All of the records below must be output exactly, with no pictures carried over.

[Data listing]
◆ ◆ ◆ ◆ ◆ ◆ ◆

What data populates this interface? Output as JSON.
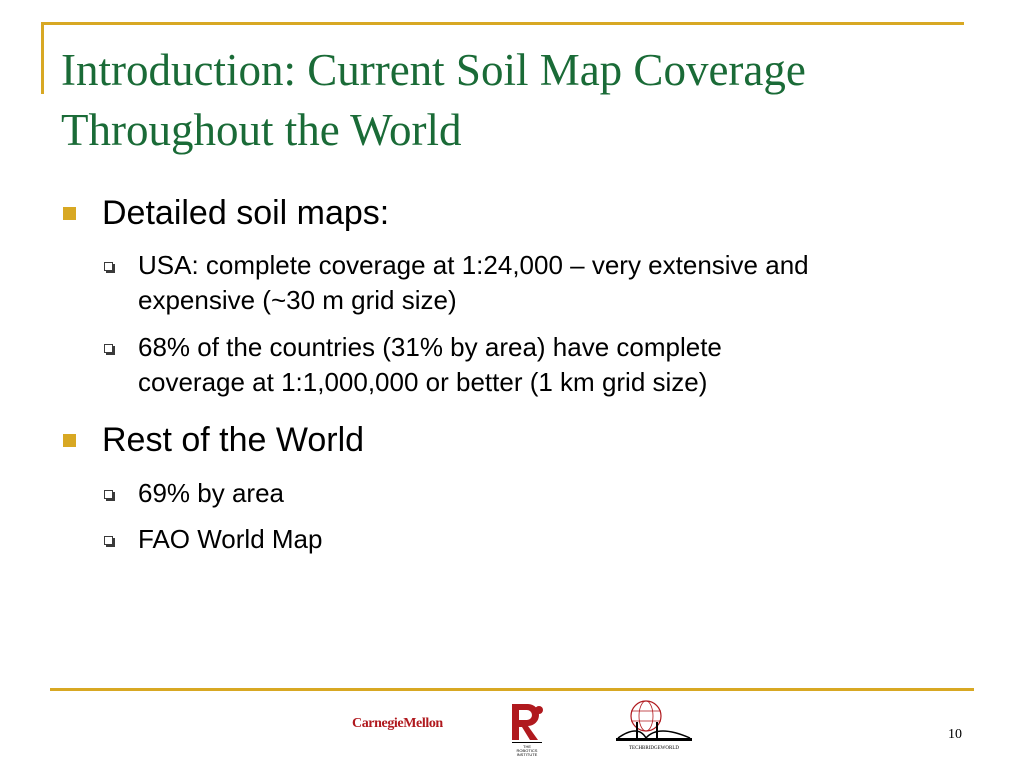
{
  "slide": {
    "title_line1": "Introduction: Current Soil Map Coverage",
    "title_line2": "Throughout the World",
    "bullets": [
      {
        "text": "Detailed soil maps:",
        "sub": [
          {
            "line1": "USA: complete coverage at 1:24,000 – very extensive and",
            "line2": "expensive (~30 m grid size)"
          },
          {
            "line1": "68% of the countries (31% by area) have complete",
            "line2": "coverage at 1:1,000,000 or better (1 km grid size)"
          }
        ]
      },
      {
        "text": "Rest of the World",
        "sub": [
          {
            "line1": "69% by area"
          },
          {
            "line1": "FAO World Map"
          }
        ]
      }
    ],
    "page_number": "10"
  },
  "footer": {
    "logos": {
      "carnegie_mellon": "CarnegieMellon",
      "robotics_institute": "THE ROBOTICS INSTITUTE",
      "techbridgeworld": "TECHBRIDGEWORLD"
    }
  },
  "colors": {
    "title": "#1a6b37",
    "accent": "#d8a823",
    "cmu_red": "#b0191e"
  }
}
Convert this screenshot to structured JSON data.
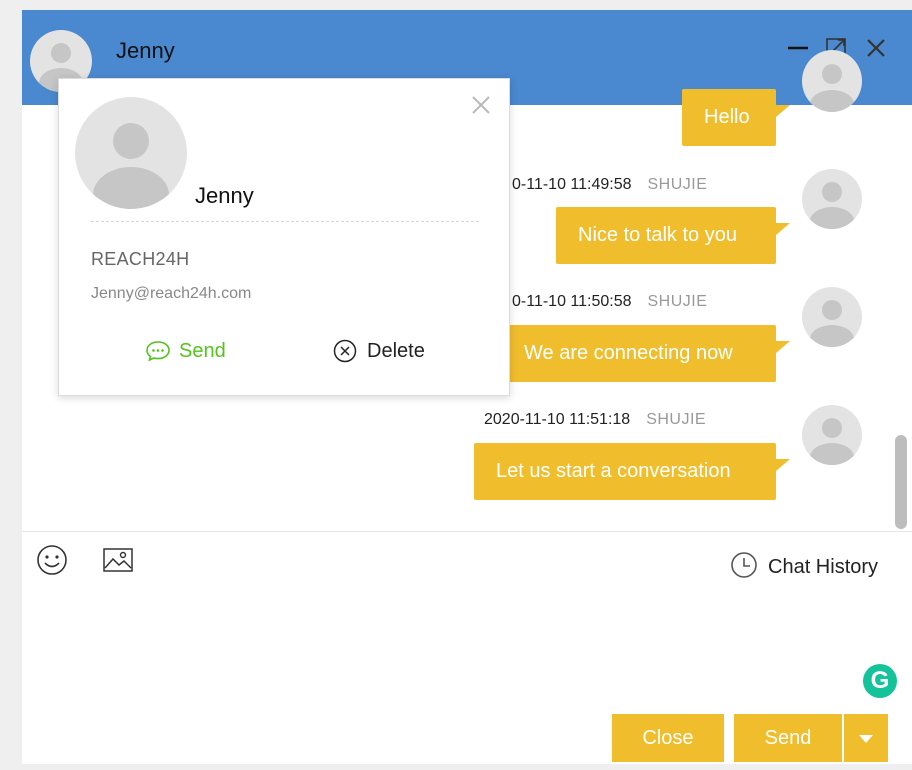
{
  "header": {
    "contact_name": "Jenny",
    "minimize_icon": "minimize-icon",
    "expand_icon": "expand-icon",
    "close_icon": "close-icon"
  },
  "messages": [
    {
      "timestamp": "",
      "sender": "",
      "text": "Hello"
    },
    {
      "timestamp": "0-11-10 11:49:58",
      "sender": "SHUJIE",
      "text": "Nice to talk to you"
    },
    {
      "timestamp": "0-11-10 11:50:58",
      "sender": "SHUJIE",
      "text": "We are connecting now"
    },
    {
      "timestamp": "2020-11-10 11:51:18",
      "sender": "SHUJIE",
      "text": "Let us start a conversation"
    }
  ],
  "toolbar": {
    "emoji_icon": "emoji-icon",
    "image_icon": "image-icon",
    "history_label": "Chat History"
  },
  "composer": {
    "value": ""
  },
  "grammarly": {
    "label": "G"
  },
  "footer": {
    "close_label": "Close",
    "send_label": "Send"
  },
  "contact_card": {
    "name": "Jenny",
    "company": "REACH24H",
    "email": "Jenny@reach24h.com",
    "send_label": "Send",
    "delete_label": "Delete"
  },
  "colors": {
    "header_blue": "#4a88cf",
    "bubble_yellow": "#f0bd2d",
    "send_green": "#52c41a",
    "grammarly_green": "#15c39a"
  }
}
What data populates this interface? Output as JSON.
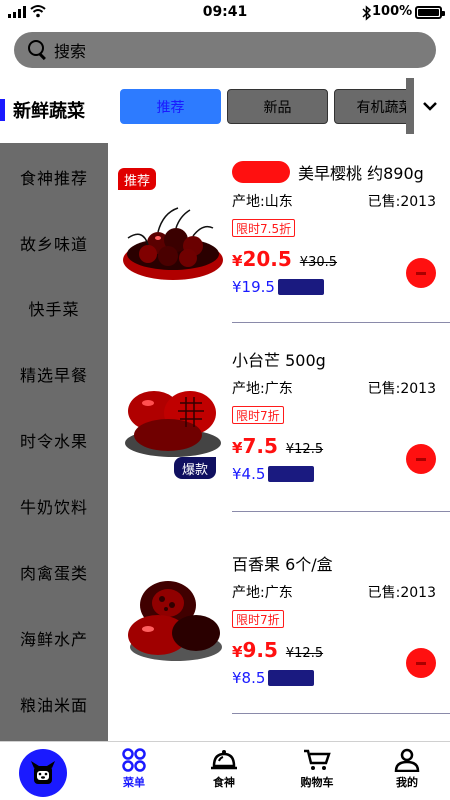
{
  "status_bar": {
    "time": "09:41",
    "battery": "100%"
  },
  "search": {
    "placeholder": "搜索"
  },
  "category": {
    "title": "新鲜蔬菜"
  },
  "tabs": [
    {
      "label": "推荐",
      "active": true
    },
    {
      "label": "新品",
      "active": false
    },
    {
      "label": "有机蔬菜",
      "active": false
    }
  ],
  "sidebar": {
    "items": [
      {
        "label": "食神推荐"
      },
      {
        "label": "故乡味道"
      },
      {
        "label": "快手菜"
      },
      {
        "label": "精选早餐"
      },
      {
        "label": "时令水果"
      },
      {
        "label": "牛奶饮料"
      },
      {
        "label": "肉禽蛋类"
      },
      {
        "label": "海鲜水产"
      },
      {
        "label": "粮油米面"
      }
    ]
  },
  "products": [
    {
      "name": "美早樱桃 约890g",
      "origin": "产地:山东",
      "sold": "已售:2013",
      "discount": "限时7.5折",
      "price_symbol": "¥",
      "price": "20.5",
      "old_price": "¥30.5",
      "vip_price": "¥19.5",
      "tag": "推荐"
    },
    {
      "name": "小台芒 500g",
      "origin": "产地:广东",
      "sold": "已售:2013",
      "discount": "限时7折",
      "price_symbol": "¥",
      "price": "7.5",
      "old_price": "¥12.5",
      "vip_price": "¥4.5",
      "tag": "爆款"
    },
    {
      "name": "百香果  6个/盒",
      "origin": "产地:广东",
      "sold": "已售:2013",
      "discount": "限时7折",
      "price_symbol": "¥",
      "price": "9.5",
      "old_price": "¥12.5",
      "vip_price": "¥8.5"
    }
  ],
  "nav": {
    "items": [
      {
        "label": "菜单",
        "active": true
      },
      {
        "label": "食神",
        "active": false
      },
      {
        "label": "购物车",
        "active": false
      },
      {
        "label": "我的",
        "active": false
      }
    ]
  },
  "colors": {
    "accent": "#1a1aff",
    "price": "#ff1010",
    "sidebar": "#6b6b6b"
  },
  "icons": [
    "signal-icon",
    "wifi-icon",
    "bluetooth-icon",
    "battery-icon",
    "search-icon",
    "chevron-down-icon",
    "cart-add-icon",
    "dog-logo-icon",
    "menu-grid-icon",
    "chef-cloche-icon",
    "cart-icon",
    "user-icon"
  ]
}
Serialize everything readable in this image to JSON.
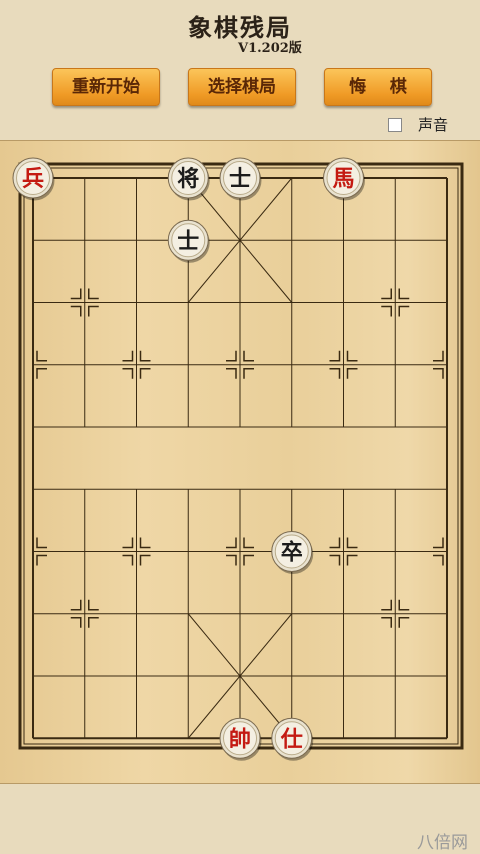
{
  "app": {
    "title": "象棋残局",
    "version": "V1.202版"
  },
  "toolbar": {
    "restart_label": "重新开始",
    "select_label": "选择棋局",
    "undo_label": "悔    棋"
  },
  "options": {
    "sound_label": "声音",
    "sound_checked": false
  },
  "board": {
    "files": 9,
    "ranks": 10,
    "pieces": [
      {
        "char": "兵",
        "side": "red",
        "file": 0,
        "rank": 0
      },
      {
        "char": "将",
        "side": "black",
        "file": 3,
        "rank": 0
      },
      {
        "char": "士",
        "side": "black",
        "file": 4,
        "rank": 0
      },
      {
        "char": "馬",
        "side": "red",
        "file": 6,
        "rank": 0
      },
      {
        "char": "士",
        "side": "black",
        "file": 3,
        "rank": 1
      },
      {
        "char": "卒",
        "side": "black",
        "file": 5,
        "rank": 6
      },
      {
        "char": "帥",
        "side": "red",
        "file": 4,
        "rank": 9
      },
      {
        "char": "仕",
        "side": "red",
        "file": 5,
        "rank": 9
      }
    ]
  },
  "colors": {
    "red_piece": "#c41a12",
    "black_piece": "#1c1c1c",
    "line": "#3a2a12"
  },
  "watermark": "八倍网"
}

◆ ◆ ◆ ◆ ◆ ◆ ◆

Task response:
What data populates this interface? Output as JSON.
{
  "slide": {
    "title_line1": "Introduction: Current Soil Map Coverage",
    "title_line2": "Throughout the World",
    "bullets": [
      {
        "text": "Detailed soil maps:",
        "sub": [
          {
            "line1": "USA: complete coverage at 1:24,000 – very extensive and",
            "line2": "expensive (~30 m grid size)"
          },
          {
            "line1": "68% of the countries (31% by area) have complete",
            "line2": "coverage at 1:1,000,000 or better (1 km grid size)"
          }
        ]
      },
      {
        "text": "Rest of the World",
        "sub": [
          {
            "line1": "69% by area"
          },
          {
            "line1": "FAO World Map"
          }
        ]
      }
    ],
    "page_number": "10"
  },
  "footer": {
    "logos": {
      "carnegie_mellon": "CarnegieMellon",
      "robotics_institute": "THE ROBOTICS INSTITUTE",
      "techbridgeworld": "TECHBRIDGEWORLD"
    }
  },
  "colors": {
    "title": "#1a6b37",
    "accent": "#d8a823",
    "cmu_red": "#b0191e"
  }
}
Convert this screenshot to structured JSON data.
{
  "header": {
    "contact_name": "Jenny",
    "minimize_icon": "minimize-icon",
    "expand_icon": "expand-icon",
    "close_icon": "close-icon"
  },
  "messages": [
    {
      "timestamp": "",
      "sender": "",
      "text": "Hello"
    },
    {
      "timestamp": "0-11-10 11:49:58",
      "sender": "SHUJIE",
      "text": "Nice to talk to you"
    },
    {
      "timestamp": "0-11-10 11:50:58",
      "sender": "SHUJIE",
      "text": "We are connecting now"
    },
    {
      "timestamp": "2020-11-10 11:51:18",
      "sender": "SHUJIE",
      "text": "Let us start a conversation"
    }
  ],
  "toolbar": {
    "emoji_icon": "emoji-icon",
    "image_icon": "image-icon",
    "history_label": "Chat History"
  },
  "composer": {
    "value": ""
  },
  "grammarly": {
    "label": "G"
  },
  "footer": {
    "close_label": "Close",
    "send_label": "Send"
  },
  "contact_card": {
    "name": "Jenny",
    "company": "REACH24H",
    "email": "Jenny@reach24h.com",
    "send_label": "Send",
    "delete_label": "Delete"
  },
  "colors": {
    "header_blue": "#4a88cf",
    "bubble_yellow": "#f0bd2d",
    "send_green": "#52c41a",
    "grammarly_green": "#15c39a"
  }
}
What data populates this interface? Output as JSON.
{
  "status_bar": {
    "time": "09:41",
    "battery": "100%"
  },
  "search": {
    "placeholder": "搜索"
  },
  "category": {
    "title": "新鲜蔬菜"
  },
  "tabs": [
    {
      "label": "推荐",
      "active": true
    },
    {
      "label": "新品",
      "active": false
    },
    {
      "label": "有机蔬菜",
      "active": false
    }
  ],
  "sidebar": {
    "items": [
      {
        "label": "食神推荐"
      },
      {
        "label": "故乡味道"
      },
      {
        "label": "快手菜"
      },
      {
        "label": "精选早餐"
      },
      {
        "label": "时令水果"
      },
      {
        "label": "牛奶饮料"
      },
      {
        "label": "肉禽蛋类"
      },
      {
        "label": "海鲜水产"
      },
      {
        "label": "粮油米面"
      }
    ]
  },
  "products": [
    {
      "name": "美早樱桃 约890g",
      "origin": "产地:山东",
      "sold": "已售:2013",
      "discount": "限时7.5折",
      "price_symbol": "¥",
      "price": "20.5",
      "old_price": "¥30.5",
      "vip_price": "¥19.5",
      "tag": "推荐"
    },
    {
      "name": "小台芒 500g",
      "origin": "产地:广东",
      "sold": "已售:2013",
      "discount": "限时7折",
      "price_symbol": "¥",
      "price": "7.5",
      "old_price": "¥12.5",
      "vip_price": "¥4.5",
      "tag": "爆款"
    },
    {
      "name": "百香果  6个/盒",
      "origin": "产地:广东",
      "sold": "已售:2013",
      "discount": "限时7折",
      "price_symbol": "¥",
      "price": "9.5",
      "old_price": "¥12.5",
      "vip_price": "¥8.5"
    }
  ],
  "nav": {
    "items": [
      {
        "label": "菜单",
        "active": true
      },
      {
        "label": "食神",
        "active": false
      },
      {
        "label": "购物车",
        "active": false
      },
      {
        "label": "我的",
        "active": false
      }
    ]
  },
  "colors": {
    "accent": "#1a1aff",
    "price": "#ff1010",
    "sidebar": "#6b6b6b"
  },
  "icons": [
    "signal-icon",
    "wifi-icon",
    "bluetooth-icon",
    "battery-icon",
    "search-icon",
    "chevron-down-icon",
    "cart-add-icon",
    "dog-logo-icon",
    "menu-grid-icon",
    "chef-cloche-icon",
    "cart-icon",
    "user-icon"
  ]
}
Serialize everything readable in this image to JSON.
{
  "app": {
    "title": "象棋残局",
    "version": "V1.202版"
  },
  "toolbar": {
    "restart_label": "重新开始",
    "select_label": "选择棋局",
    "undo_label": "悔    棋"
  },
  "options": {
    "sound_label": "声音",
    "sound_checked": false
  },
  "board": {
    "files": 9,
    "ranks": 10,
    "pieces": [
      {
        "char": "兵",
        "side": "red",
        "file": 0,
        "rank": 0
      },
      {
        "char": "将",
        "side": "black",
        "file": 3,
        "rank": 0
      },
      {
        "char": "士",
        "side": "black",
        "file": 4,
        "rank": 0
      },
      {
        "char": "馬",
        "side": "red",
        "file": 6,
        "rank": 0
      },
      {
        "char": "士",
        "side": "black",
        "file": 3,
        "rank": 1
      },
      {
        "char": "卒",
        "side": "black",
        "file": 5,
        "rank": 6
      },
      {
        "char": "帥",
        "side": "red",
        "file": 4,
        "rank": 9
      },
      {
        "char": "仕",
        "side": "red",
        "file": 5,
        "rank": 9
      }
    ]
  },
  "colors": {
    "red_piece": "#c41a12",
    "black_piece": "#1c1c1c",
    "line": "#3a2a12"
  },
  "watermark": "八倍网"
}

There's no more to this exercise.